→ **Source data**:
★ ★ ★ ★

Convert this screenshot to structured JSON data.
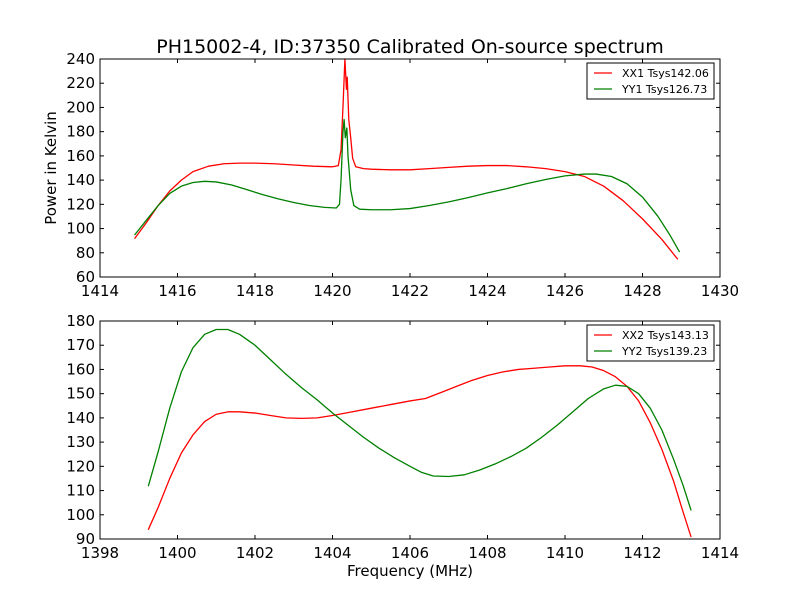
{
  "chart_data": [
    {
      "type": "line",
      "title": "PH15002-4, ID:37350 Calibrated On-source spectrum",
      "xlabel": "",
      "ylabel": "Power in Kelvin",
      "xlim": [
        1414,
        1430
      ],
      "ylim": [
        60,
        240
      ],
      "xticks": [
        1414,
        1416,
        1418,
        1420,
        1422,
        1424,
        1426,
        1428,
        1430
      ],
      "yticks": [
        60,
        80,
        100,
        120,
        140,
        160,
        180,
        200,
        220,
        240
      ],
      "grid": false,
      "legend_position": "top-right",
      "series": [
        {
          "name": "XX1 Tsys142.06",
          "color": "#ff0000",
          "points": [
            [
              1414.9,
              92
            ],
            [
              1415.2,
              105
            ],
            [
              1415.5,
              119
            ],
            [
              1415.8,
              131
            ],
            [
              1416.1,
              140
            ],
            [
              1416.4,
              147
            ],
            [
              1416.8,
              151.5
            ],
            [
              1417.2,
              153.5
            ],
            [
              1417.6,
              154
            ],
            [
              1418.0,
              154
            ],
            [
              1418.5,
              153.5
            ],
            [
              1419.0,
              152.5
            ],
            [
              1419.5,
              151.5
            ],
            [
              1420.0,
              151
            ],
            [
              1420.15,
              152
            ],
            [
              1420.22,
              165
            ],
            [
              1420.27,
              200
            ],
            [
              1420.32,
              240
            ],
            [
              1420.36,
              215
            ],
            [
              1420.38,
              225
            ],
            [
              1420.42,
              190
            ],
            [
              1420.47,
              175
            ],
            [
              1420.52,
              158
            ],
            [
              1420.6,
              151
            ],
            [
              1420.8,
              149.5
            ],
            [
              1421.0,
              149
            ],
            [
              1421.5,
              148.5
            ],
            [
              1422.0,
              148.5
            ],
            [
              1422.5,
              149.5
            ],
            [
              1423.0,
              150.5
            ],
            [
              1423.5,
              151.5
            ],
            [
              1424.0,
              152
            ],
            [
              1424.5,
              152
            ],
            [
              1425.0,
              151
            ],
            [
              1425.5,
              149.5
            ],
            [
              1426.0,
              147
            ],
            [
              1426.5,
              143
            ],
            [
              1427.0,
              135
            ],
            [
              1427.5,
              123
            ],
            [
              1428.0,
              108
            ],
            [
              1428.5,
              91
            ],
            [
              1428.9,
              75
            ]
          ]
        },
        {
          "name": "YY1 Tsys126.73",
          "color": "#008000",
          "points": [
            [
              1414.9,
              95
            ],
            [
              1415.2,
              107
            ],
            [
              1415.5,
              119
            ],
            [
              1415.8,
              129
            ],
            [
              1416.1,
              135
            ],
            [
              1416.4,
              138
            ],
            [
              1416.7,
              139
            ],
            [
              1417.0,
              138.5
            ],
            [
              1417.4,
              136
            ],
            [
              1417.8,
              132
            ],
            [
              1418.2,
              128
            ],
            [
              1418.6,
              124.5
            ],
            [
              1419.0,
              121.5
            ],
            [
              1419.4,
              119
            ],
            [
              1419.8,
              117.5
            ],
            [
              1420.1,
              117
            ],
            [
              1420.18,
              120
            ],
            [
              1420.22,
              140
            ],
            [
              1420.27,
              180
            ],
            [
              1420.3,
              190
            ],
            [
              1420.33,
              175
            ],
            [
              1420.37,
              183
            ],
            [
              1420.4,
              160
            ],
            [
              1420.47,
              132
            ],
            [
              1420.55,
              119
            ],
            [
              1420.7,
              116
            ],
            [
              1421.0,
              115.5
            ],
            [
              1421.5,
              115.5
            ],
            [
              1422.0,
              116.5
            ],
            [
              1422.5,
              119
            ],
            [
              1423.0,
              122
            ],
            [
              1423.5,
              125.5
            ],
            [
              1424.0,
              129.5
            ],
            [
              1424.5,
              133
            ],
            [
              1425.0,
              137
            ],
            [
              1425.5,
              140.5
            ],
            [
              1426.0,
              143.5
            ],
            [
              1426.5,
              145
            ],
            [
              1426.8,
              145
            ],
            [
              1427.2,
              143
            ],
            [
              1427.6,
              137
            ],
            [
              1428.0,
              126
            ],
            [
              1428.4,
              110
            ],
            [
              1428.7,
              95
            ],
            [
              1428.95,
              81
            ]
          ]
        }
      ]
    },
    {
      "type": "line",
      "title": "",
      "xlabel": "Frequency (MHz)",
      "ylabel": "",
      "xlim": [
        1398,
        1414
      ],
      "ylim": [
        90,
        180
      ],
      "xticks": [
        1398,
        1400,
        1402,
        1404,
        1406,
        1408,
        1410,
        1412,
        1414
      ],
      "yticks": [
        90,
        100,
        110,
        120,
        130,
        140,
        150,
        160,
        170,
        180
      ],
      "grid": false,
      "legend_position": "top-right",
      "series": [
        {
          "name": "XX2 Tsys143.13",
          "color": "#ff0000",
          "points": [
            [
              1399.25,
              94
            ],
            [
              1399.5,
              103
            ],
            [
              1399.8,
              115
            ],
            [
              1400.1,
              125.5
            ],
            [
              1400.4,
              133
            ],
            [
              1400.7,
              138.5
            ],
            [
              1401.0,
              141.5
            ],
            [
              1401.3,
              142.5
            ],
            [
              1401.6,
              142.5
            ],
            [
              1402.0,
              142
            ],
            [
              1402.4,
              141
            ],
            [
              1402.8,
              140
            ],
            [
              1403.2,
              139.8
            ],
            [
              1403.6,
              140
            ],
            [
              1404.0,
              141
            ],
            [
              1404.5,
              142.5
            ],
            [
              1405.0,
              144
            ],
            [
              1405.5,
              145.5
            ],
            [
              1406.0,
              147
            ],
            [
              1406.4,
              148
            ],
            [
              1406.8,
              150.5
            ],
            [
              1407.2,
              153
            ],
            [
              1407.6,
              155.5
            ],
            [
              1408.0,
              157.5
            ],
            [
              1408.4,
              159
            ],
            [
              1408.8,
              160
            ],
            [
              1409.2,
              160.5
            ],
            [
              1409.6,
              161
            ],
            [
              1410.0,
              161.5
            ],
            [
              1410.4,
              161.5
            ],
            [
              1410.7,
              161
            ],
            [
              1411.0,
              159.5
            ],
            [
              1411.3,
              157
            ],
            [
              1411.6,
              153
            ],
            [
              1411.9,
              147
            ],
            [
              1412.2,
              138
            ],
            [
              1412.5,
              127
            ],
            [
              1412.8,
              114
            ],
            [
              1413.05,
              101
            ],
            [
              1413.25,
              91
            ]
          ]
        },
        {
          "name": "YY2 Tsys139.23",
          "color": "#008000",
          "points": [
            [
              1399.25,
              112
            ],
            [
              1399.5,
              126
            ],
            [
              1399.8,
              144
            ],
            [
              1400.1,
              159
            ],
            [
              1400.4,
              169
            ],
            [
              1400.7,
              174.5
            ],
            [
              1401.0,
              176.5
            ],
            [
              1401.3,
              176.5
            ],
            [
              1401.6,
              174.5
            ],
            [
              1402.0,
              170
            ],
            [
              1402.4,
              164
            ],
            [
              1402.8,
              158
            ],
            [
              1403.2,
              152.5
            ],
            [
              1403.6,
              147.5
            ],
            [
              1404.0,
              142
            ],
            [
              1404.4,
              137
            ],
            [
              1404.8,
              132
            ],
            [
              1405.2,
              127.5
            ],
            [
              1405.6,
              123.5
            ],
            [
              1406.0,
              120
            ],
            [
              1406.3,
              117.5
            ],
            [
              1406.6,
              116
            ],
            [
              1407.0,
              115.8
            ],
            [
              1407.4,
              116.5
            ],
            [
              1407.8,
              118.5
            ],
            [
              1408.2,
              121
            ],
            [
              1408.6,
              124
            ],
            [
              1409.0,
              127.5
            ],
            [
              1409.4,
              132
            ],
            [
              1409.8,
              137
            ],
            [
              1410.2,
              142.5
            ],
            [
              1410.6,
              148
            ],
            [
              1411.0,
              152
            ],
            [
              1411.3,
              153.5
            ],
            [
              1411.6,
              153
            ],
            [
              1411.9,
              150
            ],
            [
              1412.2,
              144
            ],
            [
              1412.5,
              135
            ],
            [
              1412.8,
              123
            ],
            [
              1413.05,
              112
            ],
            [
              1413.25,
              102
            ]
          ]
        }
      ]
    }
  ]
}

★ ★ ★ ★

→ **GOAL OF THE EXERCISE**: Search the records above for the string "name". Copy every line that contains it.

→ **ANSWER TO THIS PROBLEM**:
          "name": "XX1 Tsys142.06",
          "name": "YY1 Tsys126.73",
          "name": "XX2 Tsys143.13",
          "name": "YY2 Tsys139.23",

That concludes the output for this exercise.